## Exercise requirements
Copy out all of the material exactly as presented.

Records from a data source

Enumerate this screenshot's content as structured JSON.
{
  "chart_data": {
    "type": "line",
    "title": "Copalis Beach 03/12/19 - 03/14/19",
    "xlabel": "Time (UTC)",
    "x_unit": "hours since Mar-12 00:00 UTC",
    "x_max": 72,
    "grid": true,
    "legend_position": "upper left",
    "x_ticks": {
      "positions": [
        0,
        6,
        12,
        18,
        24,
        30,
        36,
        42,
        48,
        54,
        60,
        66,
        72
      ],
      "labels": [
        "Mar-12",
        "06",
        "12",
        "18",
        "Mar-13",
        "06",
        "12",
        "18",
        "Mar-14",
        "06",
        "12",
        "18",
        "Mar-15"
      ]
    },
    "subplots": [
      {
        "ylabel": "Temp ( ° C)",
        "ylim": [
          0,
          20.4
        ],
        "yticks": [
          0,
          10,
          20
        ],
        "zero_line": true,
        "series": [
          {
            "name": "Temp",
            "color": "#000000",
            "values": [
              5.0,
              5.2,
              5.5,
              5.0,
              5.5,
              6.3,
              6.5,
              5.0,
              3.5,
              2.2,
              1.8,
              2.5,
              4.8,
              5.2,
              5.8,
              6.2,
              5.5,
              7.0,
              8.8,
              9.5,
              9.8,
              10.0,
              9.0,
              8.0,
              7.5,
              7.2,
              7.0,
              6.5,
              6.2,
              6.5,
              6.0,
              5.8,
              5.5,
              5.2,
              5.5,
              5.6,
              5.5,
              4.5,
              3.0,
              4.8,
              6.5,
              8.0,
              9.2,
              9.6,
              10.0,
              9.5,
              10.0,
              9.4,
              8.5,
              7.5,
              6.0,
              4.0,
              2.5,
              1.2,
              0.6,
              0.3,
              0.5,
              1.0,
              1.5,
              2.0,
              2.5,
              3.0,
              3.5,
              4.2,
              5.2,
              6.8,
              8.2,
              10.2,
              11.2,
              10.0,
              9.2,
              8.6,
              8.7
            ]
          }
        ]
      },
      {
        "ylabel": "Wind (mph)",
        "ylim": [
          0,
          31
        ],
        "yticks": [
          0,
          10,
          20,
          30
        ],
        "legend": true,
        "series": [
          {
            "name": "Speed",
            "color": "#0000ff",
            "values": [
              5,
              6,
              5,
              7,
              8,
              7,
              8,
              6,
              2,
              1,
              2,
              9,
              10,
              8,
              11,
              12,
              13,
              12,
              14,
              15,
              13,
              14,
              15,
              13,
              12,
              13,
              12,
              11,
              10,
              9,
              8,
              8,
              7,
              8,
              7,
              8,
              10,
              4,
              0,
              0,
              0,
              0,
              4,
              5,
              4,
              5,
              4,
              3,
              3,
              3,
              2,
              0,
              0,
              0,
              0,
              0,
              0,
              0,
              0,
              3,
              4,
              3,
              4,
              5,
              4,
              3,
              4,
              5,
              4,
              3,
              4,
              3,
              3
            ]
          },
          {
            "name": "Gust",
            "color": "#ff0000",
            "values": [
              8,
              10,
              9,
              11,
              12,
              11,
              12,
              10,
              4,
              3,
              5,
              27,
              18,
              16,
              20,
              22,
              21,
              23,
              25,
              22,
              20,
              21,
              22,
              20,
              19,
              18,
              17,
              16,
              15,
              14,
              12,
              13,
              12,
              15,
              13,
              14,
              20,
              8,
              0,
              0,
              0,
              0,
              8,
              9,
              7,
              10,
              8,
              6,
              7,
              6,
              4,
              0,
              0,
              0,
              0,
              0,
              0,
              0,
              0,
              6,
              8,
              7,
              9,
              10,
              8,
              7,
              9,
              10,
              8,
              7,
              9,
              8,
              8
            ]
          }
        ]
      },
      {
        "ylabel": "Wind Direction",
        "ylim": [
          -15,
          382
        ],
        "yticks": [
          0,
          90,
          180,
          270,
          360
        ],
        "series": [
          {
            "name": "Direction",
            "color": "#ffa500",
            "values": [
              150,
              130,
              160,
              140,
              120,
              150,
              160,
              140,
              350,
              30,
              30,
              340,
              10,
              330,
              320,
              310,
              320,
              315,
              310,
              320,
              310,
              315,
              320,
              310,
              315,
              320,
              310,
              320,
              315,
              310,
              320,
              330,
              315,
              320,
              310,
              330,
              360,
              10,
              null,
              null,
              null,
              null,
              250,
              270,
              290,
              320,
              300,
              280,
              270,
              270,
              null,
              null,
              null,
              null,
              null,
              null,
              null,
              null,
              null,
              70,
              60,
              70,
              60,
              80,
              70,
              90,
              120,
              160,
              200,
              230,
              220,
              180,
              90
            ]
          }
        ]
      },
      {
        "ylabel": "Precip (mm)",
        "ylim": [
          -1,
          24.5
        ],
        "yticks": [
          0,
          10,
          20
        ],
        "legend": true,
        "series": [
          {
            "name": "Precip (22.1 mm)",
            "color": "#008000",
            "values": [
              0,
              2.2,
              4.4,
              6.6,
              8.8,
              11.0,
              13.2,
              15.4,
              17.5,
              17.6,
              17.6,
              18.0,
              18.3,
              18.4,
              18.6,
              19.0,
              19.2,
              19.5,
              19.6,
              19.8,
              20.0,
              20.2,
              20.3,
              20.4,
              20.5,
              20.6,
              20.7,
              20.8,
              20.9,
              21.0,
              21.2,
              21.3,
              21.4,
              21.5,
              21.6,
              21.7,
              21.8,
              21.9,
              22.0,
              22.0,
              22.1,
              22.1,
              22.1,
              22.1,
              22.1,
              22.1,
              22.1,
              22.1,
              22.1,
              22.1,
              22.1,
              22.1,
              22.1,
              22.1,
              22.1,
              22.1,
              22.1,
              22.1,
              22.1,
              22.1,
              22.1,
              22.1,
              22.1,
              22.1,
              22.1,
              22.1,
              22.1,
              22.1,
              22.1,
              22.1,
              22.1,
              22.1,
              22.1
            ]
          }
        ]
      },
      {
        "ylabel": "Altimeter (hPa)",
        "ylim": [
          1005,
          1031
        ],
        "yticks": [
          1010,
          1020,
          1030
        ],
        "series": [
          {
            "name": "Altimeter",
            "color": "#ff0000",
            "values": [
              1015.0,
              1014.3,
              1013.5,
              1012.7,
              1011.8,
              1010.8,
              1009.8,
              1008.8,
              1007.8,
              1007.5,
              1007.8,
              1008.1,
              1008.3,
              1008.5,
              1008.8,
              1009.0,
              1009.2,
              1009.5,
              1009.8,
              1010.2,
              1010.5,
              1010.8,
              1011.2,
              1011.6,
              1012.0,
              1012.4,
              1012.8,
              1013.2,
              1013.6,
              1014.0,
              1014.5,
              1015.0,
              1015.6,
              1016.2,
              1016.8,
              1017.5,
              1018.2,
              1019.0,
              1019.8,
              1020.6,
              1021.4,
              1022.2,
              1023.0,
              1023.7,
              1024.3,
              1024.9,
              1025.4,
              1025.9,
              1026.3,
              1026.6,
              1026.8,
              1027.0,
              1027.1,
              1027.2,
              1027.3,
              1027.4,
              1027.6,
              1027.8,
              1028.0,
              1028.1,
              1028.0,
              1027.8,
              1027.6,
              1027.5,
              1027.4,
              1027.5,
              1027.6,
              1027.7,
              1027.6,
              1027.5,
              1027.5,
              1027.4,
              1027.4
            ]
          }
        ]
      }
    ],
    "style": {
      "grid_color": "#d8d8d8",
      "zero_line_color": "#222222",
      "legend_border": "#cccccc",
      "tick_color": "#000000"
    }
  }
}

## Solution to the problem
Enumerate this screenshot's content as structured JSON.
{
  "chart_data": {
    "type": "line",
    "title": "Copalis Beach 03/12/19 - 03/14/19",
    "xlabel": "Time (UTC)",
    "x_unit": "hours since Mar-12 00:00 UTC",
    "x_max": 72,
    "grid": true,
    "legend_position": "upper left",
    "x_ticks": {
      "positions": [
        0,
        6,
        12,
        18,
        24,
        30,
        36,
        42,
        48,
        54,
        60,
        66,
        72
      ],
      "labels": [
        "Mar-12",
        "06",
        "12",
        "18",
        "Mar-13",
        "06",
        "12",
        "18",
        "Mar-14",
        "06",
        "12",
        "18",
        "Mar-15"
      ]
    },
    "subplots": [
      {
        "ylabel": "Temp ( ° C)",
        "ylim": [
          0,
          20.4
        ],
        "yticks": [
          0,
          10,
          20
        ],
        "zero_line": true,
        "series": [
          {
            "name": "Temp",
            "color": "#000000",
            "values": [
              5.0,
              5.2,
              5.5,
              5.0,
              5.5,
              6.3,
              6.5,
              5.0,
              3.5,
              2.2,
              1.8,
              2.5,
              4.8,
              5.2,
              5.8,
              6.2,
              5.5,
              7.0,
              8.8,
              9.5,
              9.8,
              10.0,
              9.0,
              8.0,
              7.5,
              7.2,
              7.0,
              6.5,
              6.2,
              6.5,
              6.0,
              5.8,
              5.5,
              5.2,
              5.5,
              5.6,
              5.5,
              4.5,
              3.0,
              4.8,
              6.5,
              8.0,
              9.2,
              9.6,
              10.0,
              9.5,
              10.0,
              9.4,
              8.5,
              7.5,
              6.0,
              4.0,
              2.5,
              1.2,
              0.6,
              0.3,
              0.5,
              1.0,
              1.5,
              2.0,
              2.5,
              3.0,
              3.5,
              4.2,
              5.2,
              6.8,
              8.2,
              10.2,
              11.2,
              10.0,
              9.2,
              8.6,
              8.7
            ]
          }
        ]
      },
      {
        "ylabel": "Wind (mph)",
        "ylim": [
          0,
          31
        ],
        "yticks": [
          0,
          10,
          20,
          30
        ],
        "legend": true,
        "series": [
          {
            "name": "Speed",
            "color": "#0000ff",
            "values": [
              5,
              6,
              5,
              7,
              8,
              7,
              8,
              6,
              2,
              1,
              2,
              9,
              10,
              8,
              11,
              12,
              13,
              12,
              14,
              15,
              13,
              14,
              15,
              13,
              12,
              13,
              12,
              11,
              10,
              9,
              8,
              8,
              7,
              8,
              7,
              8,
              10,
              4,
              0,
              0,
              0,
              0,
              4,
              5,
              4,
              5,
              4,
              3,
              3,
              3,
              2,
              0,
              0,
              0,
              0,
              0,
              0,
              0,
              0,
              3,
              4,
              3,
              4,
              5,
              4,
              3,
              4,
              5,
              4,
              3,
              4,
              3,
              3
            ]
          },
          {
            "name": "Gust",
            "color": "#ff0000",
            "values": [
              8,
              10,
              9,
              11,
              12,
              11,
              12,
              10,
              4,
              3,
              5,
              27,
              18,
              16,
              20,
              22,
              21,
              23,
              25,
              22,
              20,
              21,
              22,
              20,
              19,
              18,
              17,
              16,
              15,
              14,
              12,
              13,
              12,
              15,
              13,
              14,
              20,
              8,
              0,
              0,
              0,
              0,
              8,
              9,
              7,
              10,
              8,
              6,
              7,
              6,
              4,
              0,
              0,
              0,
              0,
              0,
              0,
              0,
              0,
              6,
              8,
              7,
              9,
              10,
              8,
              7,
              9,
              10,
              8,
              7,
              9,
              8,
              8
            ]
          }
        ]
      },
      {
        "ylabel": "Wind Direction",
        "ylim": [
          -15,
          382
        ],
        "yticks": [
          0,
          90,
          180,
          270,
          360
        ],
        "series": [
          {
            "name": "Direction",
            "color": "#ffa500",
            "values": [
              150,
              130,
              160,
              140,
              120,
              150,
              160,
              140,
              350,
              30,
              30,
              340,
              10,
              330,
              320,
              310,
              320,
              315,
              310,
              320,
              310,
              315,
              320,
              310,
              315,
              320,
              310,
              320,
              315,
              310,
              320,
              330,
              315,
              320,
              310,
              330,
              360,
              10,
              null,
              null,
              null,
              null,
              250,
              270,
              290,
              320,
              300,
              280,
              270,
              270,
              null,
              null,
              null,
              null,
              null,
              null,
              null,
              null,
              null,
              70,
              60,
              70,
              60,
              80,
              70,
              90,
              120,
              160,
              200,
              230,
              220,
              180,
              90
            ]
          }
        ]
      },
      {
        "ylabel": "Precip (mm)",
        "ylim": [
          -1,
          24.5
        ],
        "yticks": [
          0,
          10,
          20
        ],
        "legend": true,
        "series": [
          {
            "name": "Precip (22.1 mm)",
            "color": "#008000",
            "values": [
              0,
              2.2,
              4.4,
              6.6,
              8.8,
              11.0,
              13.2,
              15.4,
              17.5,
              17.6,
              17.6,
              18.0,
              18.3,
              18.4,
              18.6,
              19.0,
              19.2,
              19.5,
              19.6,
              19.8,
              20.0,
              20.2,
              20.3,
              20.4,
              20.5,
              20.6,
              20.7,
              20.8,
              20.9,
              21.0,
              21.2,
              21.3,
              21.4,
              21.5,
              21.6,
              21.7,
              21.8,
              21.9,
              22.0,
              22.0,
              22.1,
              22.1,
              22.1,
              22.1,
              22.1,
              22.1,
              22.1,
              22.1,
              22.1,
              22.1,
              22.1,
              22.1,
              22.1,
              22.1,
              22.1,
              22.1,
              22.1,
              22.1,
              22.1,
              22.1,
              22.1,
              22.1,
              22.1,
              22.1,
              22.1,
              22.1,
              22.1,
              22.1,
              22.1,
              22.1,
              22.1,
              22.1,
              22.1
            ]
          }
        ]
      },
      {
        "ylabel": "Altimeter (hPa)",
        "ylim": [
          1005,
          1031
        ],
        "yticks": [
          1010,
          1020,
          1030
        ],
        "series": [
          {
            "name": "Altimeter",
            "color": "#ff0000",
            "values": [
              1015.0,
              1014.3,
              1013.5,
              1012.7,
              1011.8,
              1010.8,
              1009.8,
              1008.8,
              1007.8,
              1007.5,
              1007.8,
              1008.1,
              1008.3,
              1008.5,
              1008.8,
              1009.0,
              1009.2,
              1009.5,
              1009.8,
              1010.2,
              1010.5,
              1010.8,
              1011.2,
              1011.6,
              1012.0,
              1012.4,
              1012.8,
              1013.2,
              1013.6,
              1014.0,
              1014.5,
              1015.0,
              1015.6,
              1016.2,
              1016.8,
              1017.5,
              1018.2,
              1019.0,
              1019.8,
              1020.6,
              1021.4,
              1022.2,
              1023.0,
              1023.7,
              1024.3,
              1024.9,
              1025.4,
              1025.9,
              1026.3,
              1026.6,
              1026.8,
              1027.0,
              1027.1,
              1027.2,
              1027.3,
              1027.4,
              1027.6,
              1027.8,
              1028.0,
              1028.1,
              1028.0,
              1027.8,
              1027.6,
              1027.5,
              1027.4,
              1027.5,
              1027.6,
              1027.7,
              1027.6,
              1027.5,
              1027.5,
              1027.4,
              1027.4
            ]
          }
        ]
      }
    ],
    "style": {
      "grid_color": "#d8d8d8",
      "zero_line_color": "#222222",
      "legend_border": "#cccccc",
      "tick_color": "#000000"
    }
  }
}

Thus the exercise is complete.